Work to do:
Reproduce the lines of the material below word for word.

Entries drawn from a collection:
++++

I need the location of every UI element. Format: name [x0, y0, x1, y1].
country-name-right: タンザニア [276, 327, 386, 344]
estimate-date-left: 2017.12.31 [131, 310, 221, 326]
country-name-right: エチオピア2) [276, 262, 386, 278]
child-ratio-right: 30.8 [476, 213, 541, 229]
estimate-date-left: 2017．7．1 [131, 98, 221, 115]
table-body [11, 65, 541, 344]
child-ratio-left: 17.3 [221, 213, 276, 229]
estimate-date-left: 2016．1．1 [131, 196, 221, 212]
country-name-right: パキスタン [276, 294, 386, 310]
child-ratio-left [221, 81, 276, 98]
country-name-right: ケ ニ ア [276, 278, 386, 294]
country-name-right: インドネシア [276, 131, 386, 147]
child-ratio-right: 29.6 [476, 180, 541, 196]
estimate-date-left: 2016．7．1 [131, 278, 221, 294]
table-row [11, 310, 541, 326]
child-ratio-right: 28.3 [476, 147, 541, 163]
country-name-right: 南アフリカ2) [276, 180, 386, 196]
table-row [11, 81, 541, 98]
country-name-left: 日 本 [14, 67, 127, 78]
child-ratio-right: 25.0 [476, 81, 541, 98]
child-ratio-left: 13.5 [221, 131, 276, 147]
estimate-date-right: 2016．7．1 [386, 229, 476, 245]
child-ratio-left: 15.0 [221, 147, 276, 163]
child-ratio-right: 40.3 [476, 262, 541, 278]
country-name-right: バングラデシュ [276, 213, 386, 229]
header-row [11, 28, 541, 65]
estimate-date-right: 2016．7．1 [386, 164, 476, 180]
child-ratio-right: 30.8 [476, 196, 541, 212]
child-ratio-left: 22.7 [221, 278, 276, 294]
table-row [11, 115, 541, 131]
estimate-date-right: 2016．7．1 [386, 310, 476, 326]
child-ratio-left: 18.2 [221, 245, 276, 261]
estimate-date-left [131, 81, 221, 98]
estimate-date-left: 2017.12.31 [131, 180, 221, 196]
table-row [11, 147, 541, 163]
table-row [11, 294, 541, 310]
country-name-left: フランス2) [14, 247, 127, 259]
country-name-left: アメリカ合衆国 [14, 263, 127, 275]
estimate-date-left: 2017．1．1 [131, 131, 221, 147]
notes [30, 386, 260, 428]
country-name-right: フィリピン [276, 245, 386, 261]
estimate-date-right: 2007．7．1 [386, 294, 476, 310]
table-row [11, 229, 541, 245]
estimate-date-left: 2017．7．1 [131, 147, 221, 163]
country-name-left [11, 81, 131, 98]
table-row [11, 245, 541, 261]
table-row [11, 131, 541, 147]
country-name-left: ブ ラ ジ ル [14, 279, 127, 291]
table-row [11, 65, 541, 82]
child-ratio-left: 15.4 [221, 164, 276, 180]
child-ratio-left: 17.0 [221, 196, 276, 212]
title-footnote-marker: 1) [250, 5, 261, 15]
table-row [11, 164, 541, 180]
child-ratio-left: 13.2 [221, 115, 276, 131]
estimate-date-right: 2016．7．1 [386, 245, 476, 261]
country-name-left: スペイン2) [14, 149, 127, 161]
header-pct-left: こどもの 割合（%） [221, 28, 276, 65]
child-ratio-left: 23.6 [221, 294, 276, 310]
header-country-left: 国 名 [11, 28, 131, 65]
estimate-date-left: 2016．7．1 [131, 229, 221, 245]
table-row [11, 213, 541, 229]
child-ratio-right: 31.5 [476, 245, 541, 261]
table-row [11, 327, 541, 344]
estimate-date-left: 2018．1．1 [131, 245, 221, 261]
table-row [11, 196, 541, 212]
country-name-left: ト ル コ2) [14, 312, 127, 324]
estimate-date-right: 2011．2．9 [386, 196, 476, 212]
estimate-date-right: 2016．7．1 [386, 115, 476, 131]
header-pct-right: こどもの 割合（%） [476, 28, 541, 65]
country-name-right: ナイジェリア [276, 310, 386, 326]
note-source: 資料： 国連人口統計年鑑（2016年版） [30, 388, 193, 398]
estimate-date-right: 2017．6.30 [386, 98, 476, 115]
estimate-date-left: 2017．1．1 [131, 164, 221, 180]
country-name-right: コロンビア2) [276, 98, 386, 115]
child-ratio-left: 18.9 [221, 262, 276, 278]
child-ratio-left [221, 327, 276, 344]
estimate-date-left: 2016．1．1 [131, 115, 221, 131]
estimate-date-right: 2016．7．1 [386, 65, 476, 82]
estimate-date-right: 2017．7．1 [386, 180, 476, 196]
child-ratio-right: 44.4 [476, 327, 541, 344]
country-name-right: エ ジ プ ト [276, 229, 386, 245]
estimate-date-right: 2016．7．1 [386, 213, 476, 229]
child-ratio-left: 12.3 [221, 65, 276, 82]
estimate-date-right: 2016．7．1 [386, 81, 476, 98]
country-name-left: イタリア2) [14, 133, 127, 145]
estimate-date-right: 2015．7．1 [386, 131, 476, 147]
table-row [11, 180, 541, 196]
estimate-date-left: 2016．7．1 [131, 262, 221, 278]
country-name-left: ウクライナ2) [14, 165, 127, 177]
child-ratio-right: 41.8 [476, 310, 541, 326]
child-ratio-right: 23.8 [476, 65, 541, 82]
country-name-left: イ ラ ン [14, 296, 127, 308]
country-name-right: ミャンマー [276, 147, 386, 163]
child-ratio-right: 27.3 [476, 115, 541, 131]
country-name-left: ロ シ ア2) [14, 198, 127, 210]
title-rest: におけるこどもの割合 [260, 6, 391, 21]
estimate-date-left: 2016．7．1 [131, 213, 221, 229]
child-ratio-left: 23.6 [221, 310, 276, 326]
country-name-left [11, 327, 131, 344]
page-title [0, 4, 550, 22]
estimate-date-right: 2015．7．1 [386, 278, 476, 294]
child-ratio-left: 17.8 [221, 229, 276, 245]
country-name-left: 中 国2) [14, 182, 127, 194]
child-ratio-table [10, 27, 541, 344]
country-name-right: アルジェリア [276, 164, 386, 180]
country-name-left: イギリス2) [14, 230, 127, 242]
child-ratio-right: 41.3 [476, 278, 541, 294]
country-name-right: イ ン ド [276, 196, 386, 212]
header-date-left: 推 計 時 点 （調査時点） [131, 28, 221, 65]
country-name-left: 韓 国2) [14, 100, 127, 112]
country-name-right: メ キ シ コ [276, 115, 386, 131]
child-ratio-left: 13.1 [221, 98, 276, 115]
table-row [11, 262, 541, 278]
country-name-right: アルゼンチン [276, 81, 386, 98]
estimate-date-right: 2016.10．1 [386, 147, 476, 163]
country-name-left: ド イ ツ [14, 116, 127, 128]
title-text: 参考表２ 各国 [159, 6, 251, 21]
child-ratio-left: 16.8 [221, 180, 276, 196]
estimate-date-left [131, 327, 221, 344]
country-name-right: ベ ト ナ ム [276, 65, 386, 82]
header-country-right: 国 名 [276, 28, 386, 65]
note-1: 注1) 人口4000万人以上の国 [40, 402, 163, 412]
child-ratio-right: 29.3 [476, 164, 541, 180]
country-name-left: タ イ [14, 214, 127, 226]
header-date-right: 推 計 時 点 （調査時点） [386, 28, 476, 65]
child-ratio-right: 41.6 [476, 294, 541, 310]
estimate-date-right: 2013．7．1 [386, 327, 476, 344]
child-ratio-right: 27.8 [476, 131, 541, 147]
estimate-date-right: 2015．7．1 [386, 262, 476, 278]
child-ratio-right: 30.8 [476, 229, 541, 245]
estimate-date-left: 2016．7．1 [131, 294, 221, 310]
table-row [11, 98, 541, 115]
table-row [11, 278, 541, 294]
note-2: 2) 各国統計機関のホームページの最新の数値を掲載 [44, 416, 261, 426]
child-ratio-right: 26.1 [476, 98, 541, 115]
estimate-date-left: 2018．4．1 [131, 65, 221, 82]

++++

Expected output:
I need the location of every UI element. Format: name [x0, y0, x1, y1].
country-name-right: タンザニア [276, 327, 386, 344]
estimate-date-left: 2017.12.31 [131, 310, 221, 326]
country-name-right: エチオピア2) [276, 262, 386, 278]
child-ratio-right: 30.8 [476, 213, 541, 229]
estimate-date-left: 2017．7．1 [131, 98, 221, 115]
table-body [11, 65, 541, 344]
child-ratio-left: 17.3 [221, 213, 276, 229]
estimate-date-left: 2016．1．1 [131, 196, 221, 212]
country-name-right: パキスタン [276, 294, 386, 310]
child-ratio-left [221, 81, 276, 98]
country-name-right: ケ ニ ア [276, 278, 386, 294]
country-name-right: インドネシア [276, 131, 386, 147]
child-ratio-right: 29.6 [476, 180, 541, 196]
estimate-date-left: 2016．7．1 [131, 278, 221, 294]
table-row [11, 310, 541, 326]
child-ratio-right: 28.3 [476, 147, 541, 163]
country-name-right: 南アフリカ2) [276, 180, 386, 196]
table-row [11, 81, 541, 98]
country-name-left: 日 本 [14, 67, 127, 78]
child-ratio-right: 25.0 [476, 81, 541, 98]
child-ratio-left: 13.5 [221, 131, 276, 147]
estimate-date-right: 2016．7．1 [386, 229, 476, 245]
child-ratio-left: 15.0 [221, 147, 276, 163]
child-ratio-right: 40.3 [476, 262, 541, 278]
country-name-right: バングラデシュ [276, 213, 386, 229]
header-row [11, 28, 541, 65]
estimate-date-right: 2016．7．1 [386, 164, 476, 180]
child-ratio-right: 30.8 [476, 196, 541, 212]
child-ratio-left: 22.7 [221, 278, 276, 294]
table-row [11, 115, 541, 131]
estimate-date-right: 2016．7．1 [386, 310, 476, 326]
child-ratio-left: 18.2 [221, 245, 276, 261]
estimate-date-left [131, 81, 221, 98]
estimate-date-left: 2017.12.31 [131, 180, 221, 196]
table-row [11, 147, 541, 163]
table-row [11, 294, 541, 310]
country-name-left: フランス2) [14, 247, 127, 259]
country-name-left: アメリカ合衆国 [14, 263, 127, 275]
estimate-date-left: 2017．1．1 [131, 131, 221, 147]
notes [30, 386, 260, 428]
country-name-right: フィリピン [276, 245, 386, 261]
estimate-date-right: 2007．7．1 [386, 294, 476, 310]
table-row [11, 229, 541, 245]
estimate-date-left: 2017．7．1 [131, 147, 221, 163]
country-name-left [11, 81, 131, 98]
table-row [11, 245, 541, 261]
table-row [11, 131, 541, 147]
country-name-left: ブ ラ ジ ル [14, 279, 127, 291]
table-row [11, 65, 541, 82]
child-ratio-left: 15.4 [221, 164, 276, 180]
child-ratio-left: 17.0 [221, 196, 276, 212]
title-footnote-marker: 1) [250, 5, 261, 15]
table-row [11, 164, 541, 180]
child-ratio-left: 13.2 [221, 115, 276, 131]
estimate-date-right: 2016．7．1 [386, 245, 476, 261]
country-name-left: スペイン2) [14, 149, 127, 161]
header-pct-left: こどもの 割合（%） [221, 28, 276, 65]
child-ratio-left: 23.6 [221, 294, 276, 310]
header-country-left: 国 名 [11, 28, 131, 65]
estimate-date-left: 2016．7．1 [131, 229, 221, 245]
table-row [11, 213, 541, 229]
child-ratio-right: 31.5 [476, 245, 541, 261]
table-row [11, 327, 541, 344]
estimate-date-left: 2018．1．1 [131, 245, 221, 261]
table-row [11, 196, 541, 212]
country-name-left: ト ル コ2) [14, 312, 127, 324]
estimate-date-right: 2011．2．9 [386, 196, 476, 212]
estimate-date-right: 2016．7．1 [386, 115, 476, 131]
header-pct-right: こどもの 割合（%） [476, 28, 541, 65]
country-name-right: ナイジェリア [276, 310, 386, 326]
note-source: 資料： 国連人口統計年鑑（2016年版） [30, 388, 193, 398]
estimate-date-right: 2017．6.30 [386, 98, 476, 115]
estimate-date-left: 2017．1．1 [131, 164, 221, 180]
country-name-right: コロンビア2) [276, 98, 386, 115]
child-ratio-left: 18.9 [221, 262, 276, 278]
child-ratio-left [221, 327, 276, 344]
estimate-date-left: 2016．1．1 [131, 115, 221, 131]
estimate-date-right: 2016．7．1 [386, 65, 476, 82]
estimate-date-right: 2017．7．1 [386, 180, 476, 196]
child-ratio-right: 44.4 [476, 327, 541, 344]
country-name-right: エ ジ プ ト [276, 229, 386, 245]
estimate-date-right: 2016．7．1 [386, 213, 476, 229]
child-ratio-left: 12.3 [221, 65, 276, 82]
estimate-date-right: 2016．7．1 [386, 81, 476, 98]
country-name-left: イタリア2) [14, 133, 127, 145]
estimate-date-right: 2015．7．1 [386, 131, 476, 147]
table-row [11, 180, 541, 196]
estimate-date-left: 2016．7．1 [131, 262, 221, 278]
country-name-left: ウクライナ2) [14, 165, 127, 177]
child-ratio-right: 41.8 [476, 310, 541, 326]
child-ratio-right: 23.8 [476, 65, 541, 82]
country-name-left: イ ラ ン [14, 296, 127, 308]
country-name-right: ミャンマー [276, 147, 386, 163]
child-ratio-right: 27.3 [476, 115, 541, 131]
country-name-left: ロ シ ア2) [14, 198, 127, 210]
title-rest: におけるこどもの割合 [260, 6, 391, 21]
estimate-date-left: 2016．7．1 [131, 213, 221, 229]
child-ratio-left: 23.6 [221, 310, 276, 326]
country-name-left [11, 327, 131, 344]
page-title [0, 4, 550, 22]
estimate-date-right: 2015．7．1 [386, 278, 476, 294]
child-ratio-left: 17.8 [221, 229, 276, 245]
country-name-left: 中 国2) [14, 182, 127, 194]
child-ratio-table [10, 27, 541, 344]
country-name-right: アルジェリア [276, 164, 386, 180]
country-name-left: イギリス2) [14, 230, 127, 242]
child-ratio-right: 41.3 [476, 278, 541, 294]
country-name-right: イ ン ド [276, 196, 386, 212]
header-date-left: 推 計 時 点 （調査時点） [131, 28, 221, 65]
country-name-left: 韓 国2) [14, 100, 127, 112]
country-name-right: メ キ シ コ [276, 115, 386, 131]
child-ratio-left: 13.1 [221, 98, 276, 115]
table-row [11, 262, 541, 278]
country-name-right: アルゼンチン [276, 81, 386, 98]
estimate-date-right: 2016.10．1 [386, 147, 476, 163]
country-name-left: ド イ ツ [14, 116, 127, 128]
title-text: 参考表２ 各国 [159, 6, 251, 21]
child-ratio-left: 16.8 [221, 180, 276, 196]
estimate-date-left [131, 327, 221, 344]
country-name-right: ベ ト ナ ム [276, 65, 386, 82]
header-country-right: 国 名 [276, 28, 386, 65]
note-1: 注1) 人口4000万人以上の国 [40, 402, 163, 412]
child-ratio-right: 29.3 [476, 164, 541, 180]
country-name-left: タ イ [14, 214, 127, 226]
header-date-right: 推 計 時 点 （調査時点） [386, 28, 476, 65]
child-ratio-right: 41.6 [476, 294, 541, 310]
estimate-date-right: 2013．7．1 [386, 327, 476, 344]
child-ratio-right: 27.8 [476, 131, 541, 147]
estimate-date-right: 2015．7．1 [386, 262, 476, 278]
child-ratio-right: 30.8 [476, 229, 541, 245]
estimate-date-left: 2016．7．1 [131, 294, 221, 310]
table-row [11, 98, 541, 115]
table-row [11, 278, 541, 294]
note-2: 2) 各国統計機関のホームページの最新の数値を掲載 [44, 416, 261, 426]
child-ratio-right: 26.1 [476, 98, 541, 115]
estimate-date-left: 2018．4．1 [131, 65, 221, 82]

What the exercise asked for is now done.